### [TASK OBJECTIVE]
Locate each line holding the string "sesi" and copy it.

### [PROVIDED RECORDS]

* START *

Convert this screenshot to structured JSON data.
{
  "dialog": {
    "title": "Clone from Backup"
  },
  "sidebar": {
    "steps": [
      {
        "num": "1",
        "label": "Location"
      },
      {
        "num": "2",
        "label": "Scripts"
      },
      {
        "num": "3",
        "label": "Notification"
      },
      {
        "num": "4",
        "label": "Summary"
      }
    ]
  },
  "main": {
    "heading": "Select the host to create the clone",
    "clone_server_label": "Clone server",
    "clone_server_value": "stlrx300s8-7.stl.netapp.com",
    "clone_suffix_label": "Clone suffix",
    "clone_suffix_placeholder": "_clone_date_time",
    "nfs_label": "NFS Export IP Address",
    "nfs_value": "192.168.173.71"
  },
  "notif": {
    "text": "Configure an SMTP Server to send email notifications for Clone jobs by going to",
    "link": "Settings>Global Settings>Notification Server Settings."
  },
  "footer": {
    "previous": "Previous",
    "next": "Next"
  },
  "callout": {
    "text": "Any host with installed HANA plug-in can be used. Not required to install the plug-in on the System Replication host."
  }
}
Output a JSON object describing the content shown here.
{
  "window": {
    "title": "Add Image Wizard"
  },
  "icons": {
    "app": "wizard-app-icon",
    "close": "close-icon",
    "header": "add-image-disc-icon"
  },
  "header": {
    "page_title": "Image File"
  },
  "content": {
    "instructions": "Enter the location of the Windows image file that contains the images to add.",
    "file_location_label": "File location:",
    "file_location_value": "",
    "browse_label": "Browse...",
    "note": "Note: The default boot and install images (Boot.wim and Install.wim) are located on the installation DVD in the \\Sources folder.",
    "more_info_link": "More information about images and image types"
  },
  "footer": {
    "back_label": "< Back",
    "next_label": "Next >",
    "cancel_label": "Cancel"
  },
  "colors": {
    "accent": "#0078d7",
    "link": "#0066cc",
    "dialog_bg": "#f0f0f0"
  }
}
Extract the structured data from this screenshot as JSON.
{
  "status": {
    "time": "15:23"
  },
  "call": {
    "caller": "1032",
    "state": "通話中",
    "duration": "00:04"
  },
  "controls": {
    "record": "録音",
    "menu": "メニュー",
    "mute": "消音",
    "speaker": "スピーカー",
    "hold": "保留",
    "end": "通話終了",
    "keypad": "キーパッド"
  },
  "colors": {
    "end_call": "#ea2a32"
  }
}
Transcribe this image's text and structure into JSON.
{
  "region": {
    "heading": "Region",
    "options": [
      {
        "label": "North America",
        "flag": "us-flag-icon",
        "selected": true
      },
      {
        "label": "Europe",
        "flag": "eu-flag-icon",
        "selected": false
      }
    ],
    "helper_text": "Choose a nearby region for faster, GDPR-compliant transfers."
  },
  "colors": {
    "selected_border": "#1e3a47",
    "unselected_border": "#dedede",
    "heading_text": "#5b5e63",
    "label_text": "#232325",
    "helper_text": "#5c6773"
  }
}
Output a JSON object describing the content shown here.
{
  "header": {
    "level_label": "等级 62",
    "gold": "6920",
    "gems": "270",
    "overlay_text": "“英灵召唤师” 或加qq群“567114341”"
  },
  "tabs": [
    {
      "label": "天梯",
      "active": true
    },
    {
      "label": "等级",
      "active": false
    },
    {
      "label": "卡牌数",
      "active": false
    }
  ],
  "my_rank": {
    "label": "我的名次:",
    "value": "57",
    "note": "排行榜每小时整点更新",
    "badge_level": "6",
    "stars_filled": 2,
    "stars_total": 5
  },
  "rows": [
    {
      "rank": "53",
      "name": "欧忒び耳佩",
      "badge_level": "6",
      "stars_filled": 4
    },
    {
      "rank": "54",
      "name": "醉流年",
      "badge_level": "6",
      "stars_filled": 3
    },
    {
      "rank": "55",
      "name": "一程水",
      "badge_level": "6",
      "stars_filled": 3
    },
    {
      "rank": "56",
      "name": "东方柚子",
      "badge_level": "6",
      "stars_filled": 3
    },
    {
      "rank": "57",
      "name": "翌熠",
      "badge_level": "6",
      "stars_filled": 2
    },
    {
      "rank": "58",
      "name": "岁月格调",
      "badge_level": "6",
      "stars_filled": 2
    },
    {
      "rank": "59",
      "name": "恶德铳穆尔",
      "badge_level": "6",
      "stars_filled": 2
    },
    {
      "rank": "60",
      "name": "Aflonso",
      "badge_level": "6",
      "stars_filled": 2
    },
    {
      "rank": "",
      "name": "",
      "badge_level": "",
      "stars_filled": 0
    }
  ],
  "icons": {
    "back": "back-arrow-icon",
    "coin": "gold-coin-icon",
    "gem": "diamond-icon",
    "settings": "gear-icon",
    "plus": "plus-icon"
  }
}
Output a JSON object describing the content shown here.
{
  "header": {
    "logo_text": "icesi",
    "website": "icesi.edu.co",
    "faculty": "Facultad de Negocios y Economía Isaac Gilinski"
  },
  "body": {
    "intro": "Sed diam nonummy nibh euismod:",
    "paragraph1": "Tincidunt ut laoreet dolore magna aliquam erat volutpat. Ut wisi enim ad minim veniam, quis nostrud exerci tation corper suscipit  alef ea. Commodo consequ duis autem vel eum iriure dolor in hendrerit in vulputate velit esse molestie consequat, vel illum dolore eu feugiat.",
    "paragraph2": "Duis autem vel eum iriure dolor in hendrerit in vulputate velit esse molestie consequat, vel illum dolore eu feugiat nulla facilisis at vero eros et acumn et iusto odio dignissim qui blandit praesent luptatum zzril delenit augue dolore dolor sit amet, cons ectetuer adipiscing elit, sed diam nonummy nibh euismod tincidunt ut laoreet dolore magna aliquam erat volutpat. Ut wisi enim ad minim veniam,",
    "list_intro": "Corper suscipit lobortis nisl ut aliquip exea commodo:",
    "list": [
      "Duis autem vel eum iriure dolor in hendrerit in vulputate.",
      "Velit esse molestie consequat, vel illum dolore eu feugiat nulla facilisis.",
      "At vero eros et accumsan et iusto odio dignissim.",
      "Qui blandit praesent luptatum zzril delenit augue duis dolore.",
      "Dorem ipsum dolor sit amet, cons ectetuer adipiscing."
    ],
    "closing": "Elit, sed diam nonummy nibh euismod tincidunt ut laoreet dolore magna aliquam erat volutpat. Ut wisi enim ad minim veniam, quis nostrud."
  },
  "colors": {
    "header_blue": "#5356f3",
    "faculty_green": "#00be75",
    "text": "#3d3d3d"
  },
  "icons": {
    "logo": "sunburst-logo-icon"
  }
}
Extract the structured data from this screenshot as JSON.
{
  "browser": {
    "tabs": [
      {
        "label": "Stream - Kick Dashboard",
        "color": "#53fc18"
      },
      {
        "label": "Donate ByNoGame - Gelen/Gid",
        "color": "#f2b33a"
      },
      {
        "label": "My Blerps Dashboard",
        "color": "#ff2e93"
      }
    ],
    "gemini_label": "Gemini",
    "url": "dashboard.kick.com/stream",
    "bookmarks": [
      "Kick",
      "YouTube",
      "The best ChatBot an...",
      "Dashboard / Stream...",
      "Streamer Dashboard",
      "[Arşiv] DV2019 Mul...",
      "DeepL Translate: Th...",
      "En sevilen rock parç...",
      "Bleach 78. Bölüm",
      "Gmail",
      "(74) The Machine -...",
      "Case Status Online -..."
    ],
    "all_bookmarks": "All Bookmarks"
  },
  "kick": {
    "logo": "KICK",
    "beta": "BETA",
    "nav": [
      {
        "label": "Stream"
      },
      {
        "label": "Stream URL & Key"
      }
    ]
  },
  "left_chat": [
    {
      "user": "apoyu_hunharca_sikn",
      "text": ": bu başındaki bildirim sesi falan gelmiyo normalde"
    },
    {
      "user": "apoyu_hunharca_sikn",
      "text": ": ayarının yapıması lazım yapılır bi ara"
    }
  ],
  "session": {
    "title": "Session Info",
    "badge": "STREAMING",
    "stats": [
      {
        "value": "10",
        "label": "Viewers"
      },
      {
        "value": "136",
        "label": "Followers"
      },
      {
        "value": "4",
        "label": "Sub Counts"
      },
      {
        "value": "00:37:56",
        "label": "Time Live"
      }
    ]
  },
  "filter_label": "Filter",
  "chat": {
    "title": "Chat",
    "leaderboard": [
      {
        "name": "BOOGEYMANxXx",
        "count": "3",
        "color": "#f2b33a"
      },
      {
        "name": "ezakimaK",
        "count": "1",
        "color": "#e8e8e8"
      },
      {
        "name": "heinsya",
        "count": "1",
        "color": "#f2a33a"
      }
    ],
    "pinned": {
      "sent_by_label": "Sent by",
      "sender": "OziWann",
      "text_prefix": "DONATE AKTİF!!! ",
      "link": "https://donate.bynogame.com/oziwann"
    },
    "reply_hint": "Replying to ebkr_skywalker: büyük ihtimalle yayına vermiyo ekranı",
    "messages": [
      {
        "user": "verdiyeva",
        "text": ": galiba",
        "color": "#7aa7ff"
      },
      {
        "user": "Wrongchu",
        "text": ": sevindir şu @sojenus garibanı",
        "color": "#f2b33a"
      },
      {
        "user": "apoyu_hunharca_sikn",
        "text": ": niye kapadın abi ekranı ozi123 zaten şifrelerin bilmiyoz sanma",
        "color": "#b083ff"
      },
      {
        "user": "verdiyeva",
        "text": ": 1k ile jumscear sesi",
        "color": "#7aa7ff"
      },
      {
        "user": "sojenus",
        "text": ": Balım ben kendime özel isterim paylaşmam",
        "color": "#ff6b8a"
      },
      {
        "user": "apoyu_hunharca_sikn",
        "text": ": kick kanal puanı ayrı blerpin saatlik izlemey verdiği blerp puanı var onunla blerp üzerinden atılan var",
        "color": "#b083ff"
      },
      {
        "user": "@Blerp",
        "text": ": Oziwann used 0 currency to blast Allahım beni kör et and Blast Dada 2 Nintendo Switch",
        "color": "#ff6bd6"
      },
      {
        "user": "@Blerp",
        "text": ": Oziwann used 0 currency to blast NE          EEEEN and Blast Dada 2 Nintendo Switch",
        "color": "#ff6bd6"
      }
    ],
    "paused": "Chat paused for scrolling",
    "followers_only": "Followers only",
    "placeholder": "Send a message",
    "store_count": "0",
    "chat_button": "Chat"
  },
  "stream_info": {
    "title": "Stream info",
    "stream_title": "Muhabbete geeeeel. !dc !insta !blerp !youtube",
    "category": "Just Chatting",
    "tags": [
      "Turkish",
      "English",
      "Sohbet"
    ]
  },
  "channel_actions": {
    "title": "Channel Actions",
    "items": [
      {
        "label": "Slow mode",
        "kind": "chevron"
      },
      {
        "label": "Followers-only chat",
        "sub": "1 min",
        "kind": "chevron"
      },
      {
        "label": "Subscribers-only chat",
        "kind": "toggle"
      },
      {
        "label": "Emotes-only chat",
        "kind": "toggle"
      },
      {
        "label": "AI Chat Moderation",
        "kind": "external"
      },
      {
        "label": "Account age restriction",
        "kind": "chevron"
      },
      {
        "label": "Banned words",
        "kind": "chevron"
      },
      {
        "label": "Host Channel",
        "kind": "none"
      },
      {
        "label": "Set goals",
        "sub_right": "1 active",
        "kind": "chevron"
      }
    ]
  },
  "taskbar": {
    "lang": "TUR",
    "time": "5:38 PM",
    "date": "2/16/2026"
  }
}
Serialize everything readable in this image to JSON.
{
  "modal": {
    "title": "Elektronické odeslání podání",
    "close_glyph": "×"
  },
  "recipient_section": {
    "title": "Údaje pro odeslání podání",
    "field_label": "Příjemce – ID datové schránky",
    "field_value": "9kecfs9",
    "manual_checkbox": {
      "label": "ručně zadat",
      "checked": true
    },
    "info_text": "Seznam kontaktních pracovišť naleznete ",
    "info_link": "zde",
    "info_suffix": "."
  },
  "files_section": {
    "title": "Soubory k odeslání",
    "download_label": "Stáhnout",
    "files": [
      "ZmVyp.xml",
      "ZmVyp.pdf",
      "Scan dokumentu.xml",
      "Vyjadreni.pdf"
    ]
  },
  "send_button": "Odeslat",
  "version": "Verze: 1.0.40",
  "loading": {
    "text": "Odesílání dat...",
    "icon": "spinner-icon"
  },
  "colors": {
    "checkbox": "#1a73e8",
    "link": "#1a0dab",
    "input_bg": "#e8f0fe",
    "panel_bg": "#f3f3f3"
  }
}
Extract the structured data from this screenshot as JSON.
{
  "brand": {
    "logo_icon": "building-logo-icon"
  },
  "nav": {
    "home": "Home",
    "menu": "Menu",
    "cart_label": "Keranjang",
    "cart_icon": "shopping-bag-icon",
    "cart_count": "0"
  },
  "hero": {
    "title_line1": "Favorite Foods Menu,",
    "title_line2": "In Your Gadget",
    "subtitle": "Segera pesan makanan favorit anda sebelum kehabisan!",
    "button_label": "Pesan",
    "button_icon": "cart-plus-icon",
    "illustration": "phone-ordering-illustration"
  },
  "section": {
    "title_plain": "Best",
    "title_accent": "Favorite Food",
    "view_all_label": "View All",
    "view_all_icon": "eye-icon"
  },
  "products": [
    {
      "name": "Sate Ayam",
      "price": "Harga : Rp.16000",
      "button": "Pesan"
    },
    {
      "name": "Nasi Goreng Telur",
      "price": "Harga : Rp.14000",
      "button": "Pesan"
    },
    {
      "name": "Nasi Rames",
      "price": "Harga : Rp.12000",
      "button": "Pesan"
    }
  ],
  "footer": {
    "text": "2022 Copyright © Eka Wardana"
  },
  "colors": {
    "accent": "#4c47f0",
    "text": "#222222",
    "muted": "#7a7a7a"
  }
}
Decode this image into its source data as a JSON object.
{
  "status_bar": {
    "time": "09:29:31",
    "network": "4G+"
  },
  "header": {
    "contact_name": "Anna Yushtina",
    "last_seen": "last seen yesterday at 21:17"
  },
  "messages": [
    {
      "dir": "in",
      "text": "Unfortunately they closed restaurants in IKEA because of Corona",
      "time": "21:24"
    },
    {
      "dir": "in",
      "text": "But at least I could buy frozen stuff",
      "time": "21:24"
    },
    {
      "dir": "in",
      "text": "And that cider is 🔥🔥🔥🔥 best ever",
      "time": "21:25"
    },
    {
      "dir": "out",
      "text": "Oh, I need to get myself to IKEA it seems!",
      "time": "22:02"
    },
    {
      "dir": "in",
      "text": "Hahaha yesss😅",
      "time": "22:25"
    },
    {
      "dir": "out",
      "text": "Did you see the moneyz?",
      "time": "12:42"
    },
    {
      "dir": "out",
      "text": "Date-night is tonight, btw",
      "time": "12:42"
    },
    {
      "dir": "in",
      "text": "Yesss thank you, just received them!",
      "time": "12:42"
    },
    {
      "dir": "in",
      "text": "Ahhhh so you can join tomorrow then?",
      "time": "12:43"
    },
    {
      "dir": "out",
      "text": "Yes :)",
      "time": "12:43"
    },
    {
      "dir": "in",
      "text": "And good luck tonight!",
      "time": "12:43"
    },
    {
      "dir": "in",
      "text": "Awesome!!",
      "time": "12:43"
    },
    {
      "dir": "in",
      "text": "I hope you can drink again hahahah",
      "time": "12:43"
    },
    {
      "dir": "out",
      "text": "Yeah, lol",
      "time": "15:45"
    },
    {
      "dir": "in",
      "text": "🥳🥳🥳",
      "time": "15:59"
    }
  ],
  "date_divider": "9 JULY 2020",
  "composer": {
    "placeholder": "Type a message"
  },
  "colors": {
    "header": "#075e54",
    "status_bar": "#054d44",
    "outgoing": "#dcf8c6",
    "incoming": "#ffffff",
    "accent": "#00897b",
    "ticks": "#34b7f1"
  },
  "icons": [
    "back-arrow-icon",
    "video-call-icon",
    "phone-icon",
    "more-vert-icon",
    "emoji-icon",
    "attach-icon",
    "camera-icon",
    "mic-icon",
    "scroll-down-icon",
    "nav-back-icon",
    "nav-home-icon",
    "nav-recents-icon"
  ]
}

* END *

### [IN RESPONSE]
      "text": ": bu başındaki bildirim sesi falan gelmiyo normalde"
        "text": ": 1k ile jumscear sesi",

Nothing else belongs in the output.